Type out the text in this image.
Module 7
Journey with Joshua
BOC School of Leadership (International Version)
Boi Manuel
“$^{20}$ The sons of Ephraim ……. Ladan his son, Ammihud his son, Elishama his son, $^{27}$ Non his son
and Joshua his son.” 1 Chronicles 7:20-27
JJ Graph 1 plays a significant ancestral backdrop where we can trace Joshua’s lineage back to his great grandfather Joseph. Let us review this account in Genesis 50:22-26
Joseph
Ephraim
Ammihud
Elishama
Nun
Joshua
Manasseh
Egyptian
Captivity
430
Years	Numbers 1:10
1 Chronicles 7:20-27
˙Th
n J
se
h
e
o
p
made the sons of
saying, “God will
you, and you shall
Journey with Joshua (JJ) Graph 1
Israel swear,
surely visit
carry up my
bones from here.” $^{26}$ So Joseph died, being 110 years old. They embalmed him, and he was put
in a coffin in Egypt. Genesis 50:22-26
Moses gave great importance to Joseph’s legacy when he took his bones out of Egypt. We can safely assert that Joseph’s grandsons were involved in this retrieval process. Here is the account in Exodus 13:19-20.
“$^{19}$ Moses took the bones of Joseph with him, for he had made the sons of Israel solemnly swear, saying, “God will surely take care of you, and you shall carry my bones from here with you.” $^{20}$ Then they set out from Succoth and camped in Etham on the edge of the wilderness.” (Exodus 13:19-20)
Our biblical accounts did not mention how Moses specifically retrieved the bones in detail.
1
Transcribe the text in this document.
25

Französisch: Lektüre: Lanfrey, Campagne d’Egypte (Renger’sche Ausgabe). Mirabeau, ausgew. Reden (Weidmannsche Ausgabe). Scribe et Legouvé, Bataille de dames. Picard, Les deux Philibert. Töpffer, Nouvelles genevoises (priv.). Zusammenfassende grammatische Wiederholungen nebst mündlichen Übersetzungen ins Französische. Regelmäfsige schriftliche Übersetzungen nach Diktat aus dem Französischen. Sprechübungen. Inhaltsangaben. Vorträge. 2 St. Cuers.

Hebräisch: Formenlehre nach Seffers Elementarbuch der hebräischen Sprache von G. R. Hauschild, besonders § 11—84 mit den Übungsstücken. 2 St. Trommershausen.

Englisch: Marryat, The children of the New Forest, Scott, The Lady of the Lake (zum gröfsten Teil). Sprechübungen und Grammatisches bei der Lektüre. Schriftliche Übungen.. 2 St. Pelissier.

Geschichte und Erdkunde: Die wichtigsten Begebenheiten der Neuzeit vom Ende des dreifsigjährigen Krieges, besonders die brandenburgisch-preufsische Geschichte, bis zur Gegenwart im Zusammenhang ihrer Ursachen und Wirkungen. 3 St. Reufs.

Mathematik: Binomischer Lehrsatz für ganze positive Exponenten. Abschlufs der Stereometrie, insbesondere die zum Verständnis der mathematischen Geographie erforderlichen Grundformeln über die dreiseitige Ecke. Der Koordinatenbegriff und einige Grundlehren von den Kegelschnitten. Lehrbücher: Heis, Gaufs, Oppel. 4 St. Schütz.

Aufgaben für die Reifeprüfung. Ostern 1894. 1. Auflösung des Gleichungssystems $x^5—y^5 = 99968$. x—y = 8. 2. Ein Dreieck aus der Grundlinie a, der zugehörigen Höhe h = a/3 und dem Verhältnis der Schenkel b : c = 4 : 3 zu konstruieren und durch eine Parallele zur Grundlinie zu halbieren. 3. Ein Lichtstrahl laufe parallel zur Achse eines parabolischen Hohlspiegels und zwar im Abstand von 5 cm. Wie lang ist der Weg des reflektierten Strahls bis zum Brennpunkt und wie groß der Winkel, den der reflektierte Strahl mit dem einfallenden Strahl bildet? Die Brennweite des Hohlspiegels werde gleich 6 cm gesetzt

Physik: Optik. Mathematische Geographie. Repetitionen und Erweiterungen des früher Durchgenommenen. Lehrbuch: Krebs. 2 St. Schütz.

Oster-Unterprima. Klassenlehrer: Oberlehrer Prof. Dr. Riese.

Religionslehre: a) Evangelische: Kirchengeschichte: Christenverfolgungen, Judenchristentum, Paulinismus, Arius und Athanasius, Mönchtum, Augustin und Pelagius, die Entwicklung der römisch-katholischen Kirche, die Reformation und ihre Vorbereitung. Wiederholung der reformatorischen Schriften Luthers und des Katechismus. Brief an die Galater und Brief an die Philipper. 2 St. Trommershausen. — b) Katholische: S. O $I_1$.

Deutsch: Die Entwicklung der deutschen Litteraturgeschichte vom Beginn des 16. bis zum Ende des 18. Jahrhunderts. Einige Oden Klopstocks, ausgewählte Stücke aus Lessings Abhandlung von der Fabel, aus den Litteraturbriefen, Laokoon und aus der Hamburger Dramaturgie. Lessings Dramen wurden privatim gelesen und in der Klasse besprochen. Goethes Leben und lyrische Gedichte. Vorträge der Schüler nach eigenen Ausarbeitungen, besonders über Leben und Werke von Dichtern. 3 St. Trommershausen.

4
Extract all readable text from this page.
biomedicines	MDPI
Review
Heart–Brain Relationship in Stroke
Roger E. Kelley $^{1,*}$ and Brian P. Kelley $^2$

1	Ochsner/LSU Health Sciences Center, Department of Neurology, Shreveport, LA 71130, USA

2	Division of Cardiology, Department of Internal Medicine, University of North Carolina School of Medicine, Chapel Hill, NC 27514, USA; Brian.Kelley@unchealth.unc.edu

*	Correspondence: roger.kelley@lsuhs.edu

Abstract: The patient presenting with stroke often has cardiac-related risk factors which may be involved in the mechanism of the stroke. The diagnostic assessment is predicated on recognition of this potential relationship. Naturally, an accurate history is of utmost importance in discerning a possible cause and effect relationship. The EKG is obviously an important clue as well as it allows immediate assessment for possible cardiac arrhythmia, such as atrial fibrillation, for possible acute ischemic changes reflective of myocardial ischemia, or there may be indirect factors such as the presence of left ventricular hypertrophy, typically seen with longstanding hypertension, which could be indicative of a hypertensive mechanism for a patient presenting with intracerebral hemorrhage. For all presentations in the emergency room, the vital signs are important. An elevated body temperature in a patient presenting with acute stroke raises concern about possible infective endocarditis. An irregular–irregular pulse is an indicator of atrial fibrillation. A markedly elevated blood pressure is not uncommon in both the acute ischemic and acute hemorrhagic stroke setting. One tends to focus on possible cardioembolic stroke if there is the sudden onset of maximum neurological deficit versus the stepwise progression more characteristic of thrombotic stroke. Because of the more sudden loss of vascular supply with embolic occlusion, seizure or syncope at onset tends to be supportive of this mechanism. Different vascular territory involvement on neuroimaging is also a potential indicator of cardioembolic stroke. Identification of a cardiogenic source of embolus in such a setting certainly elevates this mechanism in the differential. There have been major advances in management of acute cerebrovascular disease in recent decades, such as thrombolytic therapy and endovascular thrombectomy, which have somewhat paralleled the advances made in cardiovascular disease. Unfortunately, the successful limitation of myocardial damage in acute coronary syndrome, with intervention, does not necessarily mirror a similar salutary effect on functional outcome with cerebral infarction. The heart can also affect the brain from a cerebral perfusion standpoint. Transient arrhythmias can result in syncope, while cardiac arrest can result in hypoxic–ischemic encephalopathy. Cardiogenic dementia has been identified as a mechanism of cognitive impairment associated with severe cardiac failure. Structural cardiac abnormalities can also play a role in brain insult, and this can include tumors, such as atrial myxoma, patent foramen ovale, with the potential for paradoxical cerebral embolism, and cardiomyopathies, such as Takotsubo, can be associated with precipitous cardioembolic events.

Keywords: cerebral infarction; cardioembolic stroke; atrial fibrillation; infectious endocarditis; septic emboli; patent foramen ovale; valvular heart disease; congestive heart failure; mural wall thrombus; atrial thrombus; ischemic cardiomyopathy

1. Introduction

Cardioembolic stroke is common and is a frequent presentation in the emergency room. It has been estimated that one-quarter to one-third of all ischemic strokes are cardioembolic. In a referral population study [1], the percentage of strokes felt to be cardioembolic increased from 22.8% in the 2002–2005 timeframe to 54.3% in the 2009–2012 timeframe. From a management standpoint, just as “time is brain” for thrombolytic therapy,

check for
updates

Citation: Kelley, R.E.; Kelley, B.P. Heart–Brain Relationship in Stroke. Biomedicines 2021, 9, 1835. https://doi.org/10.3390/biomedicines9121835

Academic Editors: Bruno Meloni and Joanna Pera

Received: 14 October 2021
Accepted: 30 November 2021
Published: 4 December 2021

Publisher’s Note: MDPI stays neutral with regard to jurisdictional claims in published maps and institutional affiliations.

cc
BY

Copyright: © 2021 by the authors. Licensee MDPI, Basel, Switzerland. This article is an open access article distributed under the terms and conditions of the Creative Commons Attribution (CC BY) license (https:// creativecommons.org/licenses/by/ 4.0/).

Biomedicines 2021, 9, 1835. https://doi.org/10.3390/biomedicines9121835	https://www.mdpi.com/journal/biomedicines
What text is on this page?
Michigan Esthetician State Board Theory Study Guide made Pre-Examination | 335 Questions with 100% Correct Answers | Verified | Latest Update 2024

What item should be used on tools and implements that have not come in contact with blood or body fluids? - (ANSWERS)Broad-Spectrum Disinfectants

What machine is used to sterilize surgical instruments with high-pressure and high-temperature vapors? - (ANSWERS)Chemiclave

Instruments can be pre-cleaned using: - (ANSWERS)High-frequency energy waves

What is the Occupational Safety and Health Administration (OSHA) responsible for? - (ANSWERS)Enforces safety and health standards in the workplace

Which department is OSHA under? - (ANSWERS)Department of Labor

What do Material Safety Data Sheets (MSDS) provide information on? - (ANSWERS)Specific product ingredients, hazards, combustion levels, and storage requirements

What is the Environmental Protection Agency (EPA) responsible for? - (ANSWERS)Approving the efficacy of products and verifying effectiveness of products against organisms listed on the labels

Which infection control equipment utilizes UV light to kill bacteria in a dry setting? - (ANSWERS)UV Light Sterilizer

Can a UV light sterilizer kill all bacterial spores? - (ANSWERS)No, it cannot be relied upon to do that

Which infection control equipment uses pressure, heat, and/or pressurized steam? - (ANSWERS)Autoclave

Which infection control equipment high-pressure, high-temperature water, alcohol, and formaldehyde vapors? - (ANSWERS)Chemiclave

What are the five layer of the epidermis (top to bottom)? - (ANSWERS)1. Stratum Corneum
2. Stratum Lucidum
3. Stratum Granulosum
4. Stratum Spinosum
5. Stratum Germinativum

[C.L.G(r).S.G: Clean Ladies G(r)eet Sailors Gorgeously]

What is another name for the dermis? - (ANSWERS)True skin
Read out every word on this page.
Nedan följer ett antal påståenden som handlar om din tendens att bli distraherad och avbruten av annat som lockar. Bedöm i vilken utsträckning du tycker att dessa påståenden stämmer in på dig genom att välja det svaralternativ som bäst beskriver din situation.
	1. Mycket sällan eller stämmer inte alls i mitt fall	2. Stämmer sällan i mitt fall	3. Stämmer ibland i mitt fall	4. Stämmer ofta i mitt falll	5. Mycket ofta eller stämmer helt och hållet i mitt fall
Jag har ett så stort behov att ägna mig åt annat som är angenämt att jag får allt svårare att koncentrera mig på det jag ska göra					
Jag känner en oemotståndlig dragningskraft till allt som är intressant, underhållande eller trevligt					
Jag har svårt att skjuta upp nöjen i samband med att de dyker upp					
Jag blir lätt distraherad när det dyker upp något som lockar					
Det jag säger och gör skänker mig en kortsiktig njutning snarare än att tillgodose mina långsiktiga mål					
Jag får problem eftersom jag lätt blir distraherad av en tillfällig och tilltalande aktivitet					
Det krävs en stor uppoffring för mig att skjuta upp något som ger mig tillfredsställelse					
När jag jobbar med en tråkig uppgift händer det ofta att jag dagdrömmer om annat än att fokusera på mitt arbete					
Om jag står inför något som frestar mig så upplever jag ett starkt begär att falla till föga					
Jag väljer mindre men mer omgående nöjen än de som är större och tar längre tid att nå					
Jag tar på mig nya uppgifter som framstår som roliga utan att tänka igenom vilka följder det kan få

=====

--- What is expected ---
Copy every line of the data that holds the string "shall".

--- Answer ---
you, and you shall
“$^{19}$ Moses took the bones of Joseph with him, for he had made the sons of Israel solemnly swear, saying, “God will surely take care of you, and you shall carry my bones from here with you.” $^{20}$ Then they set out from Succoth and camped in Etham on the edge of the wilderness.” (Exodus 13:19-20)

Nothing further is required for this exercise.